* _The exercise_
Reproduce every record below exactly as written, but leave out any pictures.
....................
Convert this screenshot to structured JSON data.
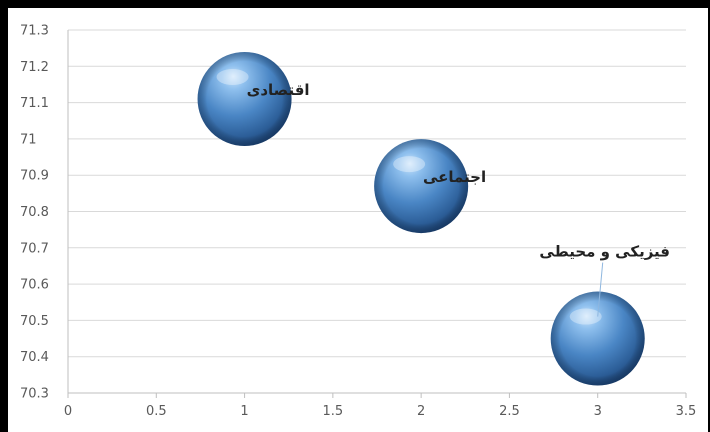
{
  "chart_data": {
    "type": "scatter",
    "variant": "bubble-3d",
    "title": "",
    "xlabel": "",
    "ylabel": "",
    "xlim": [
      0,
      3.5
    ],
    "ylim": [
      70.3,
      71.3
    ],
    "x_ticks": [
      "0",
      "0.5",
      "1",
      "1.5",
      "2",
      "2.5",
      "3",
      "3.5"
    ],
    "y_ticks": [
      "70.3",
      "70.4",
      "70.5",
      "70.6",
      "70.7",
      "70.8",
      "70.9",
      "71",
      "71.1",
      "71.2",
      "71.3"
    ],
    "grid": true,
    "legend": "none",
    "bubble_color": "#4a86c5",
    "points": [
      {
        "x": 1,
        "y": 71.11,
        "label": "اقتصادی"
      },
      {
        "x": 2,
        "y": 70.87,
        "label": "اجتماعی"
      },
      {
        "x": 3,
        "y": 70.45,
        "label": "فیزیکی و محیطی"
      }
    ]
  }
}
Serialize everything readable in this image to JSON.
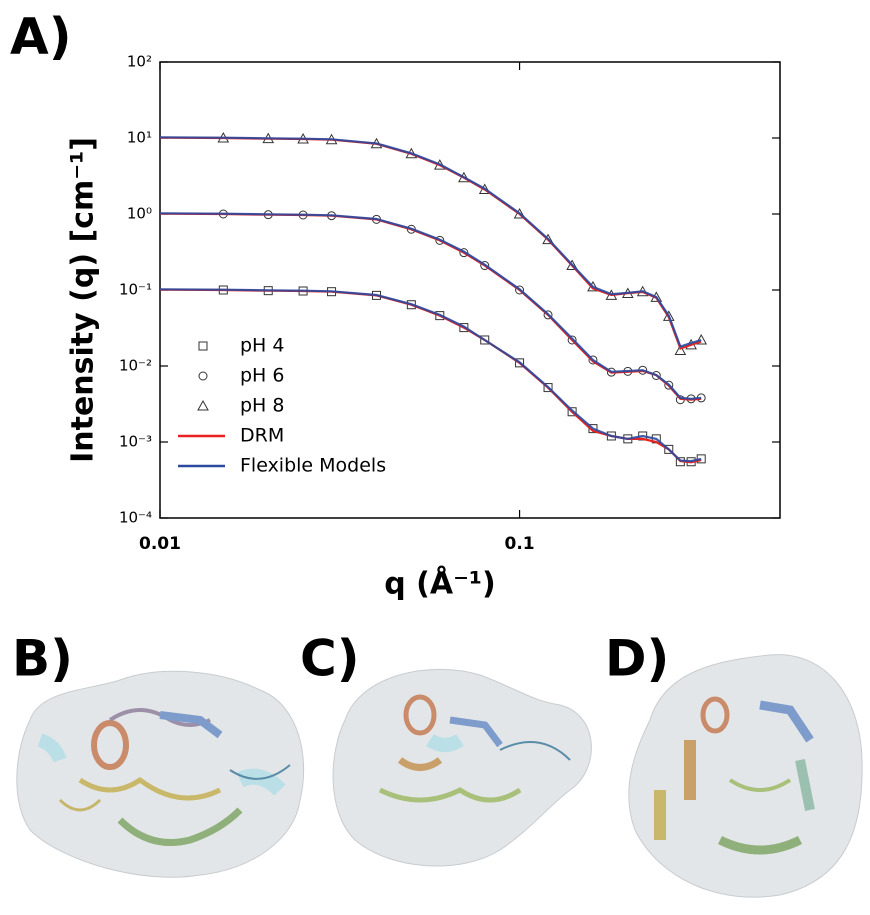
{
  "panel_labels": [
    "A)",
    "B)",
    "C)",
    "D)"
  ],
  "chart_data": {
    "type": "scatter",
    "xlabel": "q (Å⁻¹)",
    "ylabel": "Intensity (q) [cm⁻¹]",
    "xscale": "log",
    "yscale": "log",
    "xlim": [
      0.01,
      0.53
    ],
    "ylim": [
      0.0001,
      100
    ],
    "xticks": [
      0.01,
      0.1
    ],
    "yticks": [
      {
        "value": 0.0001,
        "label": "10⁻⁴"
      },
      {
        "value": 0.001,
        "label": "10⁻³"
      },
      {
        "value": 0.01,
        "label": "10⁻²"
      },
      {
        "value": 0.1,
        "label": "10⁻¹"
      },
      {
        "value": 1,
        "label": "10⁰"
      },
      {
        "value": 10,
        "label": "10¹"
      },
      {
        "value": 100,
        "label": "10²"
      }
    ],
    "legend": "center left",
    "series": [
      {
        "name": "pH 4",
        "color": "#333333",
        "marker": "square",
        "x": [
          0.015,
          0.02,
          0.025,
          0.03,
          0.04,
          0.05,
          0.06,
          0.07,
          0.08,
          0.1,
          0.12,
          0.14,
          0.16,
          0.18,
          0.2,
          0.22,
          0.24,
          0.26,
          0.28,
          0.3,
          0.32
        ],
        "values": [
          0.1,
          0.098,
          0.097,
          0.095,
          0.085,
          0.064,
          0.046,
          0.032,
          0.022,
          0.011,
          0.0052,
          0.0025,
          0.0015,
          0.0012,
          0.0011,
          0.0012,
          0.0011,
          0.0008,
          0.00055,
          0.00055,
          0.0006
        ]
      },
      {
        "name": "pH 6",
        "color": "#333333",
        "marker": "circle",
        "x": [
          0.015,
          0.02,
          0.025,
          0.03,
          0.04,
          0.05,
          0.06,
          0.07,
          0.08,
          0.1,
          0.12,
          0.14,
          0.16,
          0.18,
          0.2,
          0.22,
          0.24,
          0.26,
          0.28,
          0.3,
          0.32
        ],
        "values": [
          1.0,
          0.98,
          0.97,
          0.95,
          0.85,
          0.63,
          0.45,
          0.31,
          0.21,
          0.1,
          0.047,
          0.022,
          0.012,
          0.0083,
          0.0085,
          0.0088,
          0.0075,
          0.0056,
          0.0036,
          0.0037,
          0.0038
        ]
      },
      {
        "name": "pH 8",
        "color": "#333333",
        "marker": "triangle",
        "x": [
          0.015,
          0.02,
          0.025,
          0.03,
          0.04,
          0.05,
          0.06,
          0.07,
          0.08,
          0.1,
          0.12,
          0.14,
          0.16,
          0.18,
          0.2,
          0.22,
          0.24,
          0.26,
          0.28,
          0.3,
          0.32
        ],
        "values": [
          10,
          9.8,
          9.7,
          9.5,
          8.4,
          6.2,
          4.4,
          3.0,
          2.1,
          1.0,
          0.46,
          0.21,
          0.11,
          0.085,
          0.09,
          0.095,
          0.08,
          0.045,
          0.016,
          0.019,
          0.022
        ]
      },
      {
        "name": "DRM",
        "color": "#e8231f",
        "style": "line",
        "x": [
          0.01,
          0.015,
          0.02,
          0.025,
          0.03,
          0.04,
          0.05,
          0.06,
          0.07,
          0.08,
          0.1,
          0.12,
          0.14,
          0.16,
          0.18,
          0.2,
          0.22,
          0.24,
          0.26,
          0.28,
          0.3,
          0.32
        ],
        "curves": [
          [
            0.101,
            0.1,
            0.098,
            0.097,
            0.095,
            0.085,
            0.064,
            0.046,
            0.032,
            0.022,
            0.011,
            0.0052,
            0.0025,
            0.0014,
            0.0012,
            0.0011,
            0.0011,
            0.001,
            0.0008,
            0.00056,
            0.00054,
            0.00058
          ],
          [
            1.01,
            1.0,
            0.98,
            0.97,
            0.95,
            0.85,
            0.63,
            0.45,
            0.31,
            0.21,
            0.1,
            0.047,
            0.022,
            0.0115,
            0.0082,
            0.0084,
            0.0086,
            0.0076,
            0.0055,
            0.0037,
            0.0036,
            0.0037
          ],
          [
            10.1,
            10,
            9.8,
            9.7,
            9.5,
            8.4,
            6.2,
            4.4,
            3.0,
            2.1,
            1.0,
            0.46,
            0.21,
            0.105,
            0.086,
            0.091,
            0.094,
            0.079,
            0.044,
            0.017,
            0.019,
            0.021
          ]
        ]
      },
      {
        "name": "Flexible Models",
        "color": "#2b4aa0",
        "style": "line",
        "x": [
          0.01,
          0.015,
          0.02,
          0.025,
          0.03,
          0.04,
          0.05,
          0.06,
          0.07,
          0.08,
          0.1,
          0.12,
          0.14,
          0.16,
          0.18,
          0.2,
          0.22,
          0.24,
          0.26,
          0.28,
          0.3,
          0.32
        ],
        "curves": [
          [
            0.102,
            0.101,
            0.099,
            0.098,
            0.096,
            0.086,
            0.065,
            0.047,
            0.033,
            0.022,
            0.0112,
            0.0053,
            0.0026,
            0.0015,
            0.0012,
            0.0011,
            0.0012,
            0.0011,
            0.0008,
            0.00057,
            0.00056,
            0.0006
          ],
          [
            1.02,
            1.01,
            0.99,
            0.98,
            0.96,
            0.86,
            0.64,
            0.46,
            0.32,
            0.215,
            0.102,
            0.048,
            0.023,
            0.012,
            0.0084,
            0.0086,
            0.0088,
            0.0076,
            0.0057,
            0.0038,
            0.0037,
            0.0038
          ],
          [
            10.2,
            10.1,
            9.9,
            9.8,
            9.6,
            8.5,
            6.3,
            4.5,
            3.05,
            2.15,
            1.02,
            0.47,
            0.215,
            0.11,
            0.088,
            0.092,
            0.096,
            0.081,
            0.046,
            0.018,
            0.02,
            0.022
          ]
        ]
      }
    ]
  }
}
....................
* _Reply to the exercise_
Convert this screenshot to structured JSON data.
{
  "chart_data": {
    "type": "scatter",
    "variant": "bubble-3d",
    "title": "",
    "xlabel": "",
    "ylabel": "",
    "xlim": [
      0,
      3.5
    ],
    "ylim": [
      70.3,
      71.3
    ],
    "x_ticks": [
      "0",
      "0.5",
      "1",
      "1.5",
      "2",
      "2.5",
      "3",
      "3.5"
    ],
    "y_ticks": [
      "70.3",
      "70.4",
      "70.5",
      "70.6",
      "70.7",
      "70.8",
      "70.9",
      "71",
      "71.1",
      "71.2",
      "71.3"
    ],
    "grid": true,
    "legend": "none",
    "bubble_color": "#4a86c5",
    "points": [
      {
        "x": 1,
        "y": 71.11,
        "label": "اقتصادی"
      },
      {
        "x": 2,
        "y": 70.87,
        "label": "اجتماعی"
      },
      {
        "x": 3,
        "y": 70.45,
        "label": "فیزیکی و محیطی"
      }
    ]
  }
}
Serialize everything readable in this image to JSON.
{
  "panel_labels": [
    "A)",
    "B)",
    "C)",
    "D)"
  ],
  "chart_data": {
    "type": "scatter",
    "xlabel": "q (Å⁻¹)",
    "ylabel": "Intensity (q) [cm⁻¹]",
    "xscale": "log",
    "yscale": "log",
    "xlim": [
      0.01,
      0.53
    ],
    "ylim": [
      0.0001,
      100
    ],
    "xticks": [
      0.01,
      0.1
    ],
    "yticks": [
      {
        "value": 0.0001,
        "label": "10⁻⁴"
      },
      {
        "value": 0.001,
        "label": "10⁻³"
      },
      {
        "value": 0.01,
        "label": "10⁻²"
      },
      {
        "value": 0.1,
        "label": "10⁻¹"
      },
      {
        "value": 1,
        "label": "10⁰"
      },
      {
        "value": 10,
        "label": "10¹"
      },
      {
        "value": 100,
        "label": "10²"
      }
    ],
    "legend": "center left",
    "series": [
      {
        "name": "pH 4",
        "color": "#333333",
        "marker": "square",
        "x": [
          0.015,
          0.02,
          0.025,
          0.03,
          0.04,
          0.05,
          0.06,
          0.07,
          0.08,
          0.1,
          0.12,
          0.14,
          0.16,
          0.18,
          0.2,
          0.22,
          0.24,
          0.26,
          0.28,
          0.3,
          0.32
        ],
        "values": [
          0.1,
          0.098,
          0.097,
          0.095,
          0.085,
          0.064,
          0.046,
          0.032,
          0.022,
          0.011,
          0.0052,
          0.0025,
          0.0015,
          0.0012,
          0.0011,
          0.0012,
          0.0011,
          0.0008,
          0.00055,
          0.00055,
          0.0006
        ]
      },
      {
        "name": "pH 6",
        "color": "#333333",
        "marker": "circle",
        "x": [
          0.015,
          0.02,
          0.025,
          0.03,
          0.04,
          0.05,
          0.06,
          0.07,
          0.08,
          0.1,
          0.12,
          0.14,
          0.16,
          0.18,
          0.2,
          0.22,
          0.24,
          0.26,
          0.28,
          0.3,
          0.32
        ],
        "values": [
          1.0,
          0.98,
          0.97,
          0.95,
          0.85,
          0.63,
          0.45,
          0.31,
          0.21,
          0.1,
          0.047,
          0.022,
          0.012,
          0.0083,
          0.0085,
          0.0088,
          0.0075,
          0.0056,
          0.0036,
          0.0037,
          0.0038
        ]
      },
      {
        "name": "pH 8",
        "color": "#333333",
        "marker": "triangle",
        "x": [
          0.015,
          0.02,
          0.025,
          0.03,
          0.04,
          0.05,
          0.06,
          0.07,
          0.08,
          0.1,
          0.12,
          0.14,
          0.16,
          0.18,
          0.2,
          0.22,
          0.24,
          0.26,
          0.28,
          0.3,
          0.32
        ],
        "values": [
          10,
          9.8,
          9.7,
          9.5,
          8.4,
          6.2,
          4.4,
          3.0,
          2.1,
          1.0,
          0.46,
          0.21,
          0.11,
          0.085,
          0.09,
          0.095,
          0.08,
          0.045,
          0.016,
          0.019,
          0.022
        ]
      },
      {
        "name": "DRM",
        "color": "#e8231f",
        "style": "line",
        "x": [
          0.01,
          0.015,
          0.02,
          0.025,
          0.03,
          0.04,
          0.05,
          0.06,
          0.07,
          0.08,
          0.1,
          0.12,
          0.14,
          0.16,
          0.18,
          0.2,
          0.22,
          0.24,
          0.26,
          0.28,
          0.3,
          0.32
        ],
        "curves": [
          [
            0.101,
            0.1,
            0.098,
            0.097,
            0.095,
            0.085,
            0.064,
            0.046,
            0.032,
            0.022,
            0.011,
            0.0052,
            0.0025,
            0.0014,
            0.0012,
            0.0011,
            0.0011,
            0.001,
            0.0008,
            0.00056,
            0.00054,
            0.00058
          ],
          [
            1.01,
            1.0,
            0.98,
            0.97,
            0.95,
            0.85,
            0.63,
            0.45,
            0.31,
            0.21,
            0.1,
            0.047,
            0.022,
            0.0115,
            0.0082,
            0.0084,
            0.0086,
            0.0076,
            0.0055,
            0.0037,
            0.0036,
            0.0037
          ],
          [
            10.1,
            10,
            9.8,
            9.7,
            9.5,
            8.4,
            6.2,
            4.4,
            3.0,
            2.1,
            1.0,
            0.46,
            0.21,
            0.105,
            0.086,
            0.091,
            0.094,
            0.079,
            0.044,
            0.017,
            0.019,
            0.021
          ]
        ]
      },
      {
        "name": "Flexible Models",
        "color": "#2b4aa0",
        "style": "line",
        "x": [
          0.01,
          0.015,
          0.02,
          0.025,
          0.03,
          0.04,
          0.05,
          0.06,
          0.07,
          0.08,
          0.1,
          0.12,
          0.14,
          0.16,
          0.18,
          0.2,
          0.22,
          0.24,
          0.26,
          0.28,
          0.3,
          0.32
        ],
        "curves": [
          [
            0.102,
            0.101,
            0.099,
            0.098,
            0.096,
            0.086,
            0.065,
            0.047,
            0.033,
            0.022,
            0.0112,
            0.0053,
            0.0026,
            0.0015,
            0.0012,
            0.0011,
            0.0012,
            0.0011,
            0.0008,
            0.00057,
            0.00056,
            0.0006
          ],
          [
            1.02,
            1.01,
            0.99,
            0.98,
            0.96,
            0.86,
            0.64,
            0.46,
            0.32,
            0.215,
            0.102,
            0.048,
            0.023,
            0.012,
            0.0084,
            0.0086,
            0.0088,
            0.0076,
            0.0057,
            0.0038,
            0.0037,
            0.0038
          ],
          [
            10.2,
            10.1,
            9.9,
            9.8,
            9.6,
            8.5,
            6.3,
            4.5,
            3.05,
            2.15,
            1.02,
            0.47,
            0.215,
            0.11,
            0.088,
            0.092,
            0.096,
            0.081,
            0.046,
            0.018,
            0.02,
            0.022
          ]
        ]
      }
    ]
  }
}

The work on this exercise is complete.